▶ Instruction:
Write out the full listing again, exactly as it stands.

===== Listed entries =====

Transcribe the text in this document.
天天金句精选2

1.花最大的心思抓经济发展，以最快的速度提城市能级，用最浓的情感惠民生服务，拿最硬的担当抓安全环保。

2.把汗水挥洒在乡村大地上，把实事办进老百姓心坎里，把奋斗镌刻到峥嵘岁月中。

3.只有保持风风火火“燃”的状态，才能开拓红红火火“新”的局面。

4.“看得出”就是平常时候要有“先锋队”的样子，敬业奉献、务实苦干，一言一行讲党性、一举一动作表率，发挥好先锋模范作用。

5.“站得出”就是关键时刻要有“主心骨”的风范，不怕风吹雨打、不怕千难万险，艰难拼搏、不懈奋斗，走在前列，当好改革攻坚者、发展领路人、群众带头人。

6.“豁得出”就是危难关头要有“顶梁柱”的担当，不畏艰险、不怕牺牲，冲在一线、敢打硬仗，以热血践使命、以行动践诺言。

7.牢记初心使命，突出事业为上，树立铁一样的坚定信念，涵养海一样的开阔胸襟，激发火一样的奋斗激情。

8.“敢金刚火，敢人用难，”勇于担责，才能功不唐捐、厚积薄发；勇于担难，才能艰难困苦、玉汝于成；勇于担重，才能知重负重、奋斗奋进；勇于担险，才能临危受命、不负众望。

=====

▶ Response to this task:
Transcribe the text in this document.
天天金句精选2

1.花最大的心思抓经济发展，以最快的速度提城市能级，用最浓的情感惠民生服务，拿最硬的担当抓安全环保。

2.把汗水挥洒在乡村大地上，把实事办进老百姓心坎里，把奋斗镌刻到峥嵘岁月中。

3.只有保持风风火火“燃”的状态，才能开拓红红火火“新”的局面。

4.“看得出”就是平常时候要有“先锋队”的样子，敬业奉献、务实苦干，一言一行讲党性、一举一动作表率，发挥好先锋模范作用。

5.“站得出”就是关键时刻要有“主心骨”的风范，不怕风吹雨打、不怕千难万险，艰难拼搏、不懈奋斗，走在前列，当好改革攻坚者、发展领路人、群众带头人。

6.“豁得出”就是危难关头要有“顶梁柱”的担当，不畏艰险、不怕牺牲，冲在一线、敢打硬仗，以热血践使命、以行动践诺言。

7.牢记初心使命，突出事业为上，树立铁一样的坚定信念，涵养海一样的开阔胸襟，激发火一样的奋斗激情。

8.“敢金刚火，敢人用难，”勇于担责，才能功不唐捐、厚积薄发；勇于担难，才能艰难困苦、玉汝于成；勇于担重，才能知重负重、奋斗奋进；勇于担险，才能临危受命、不负众望。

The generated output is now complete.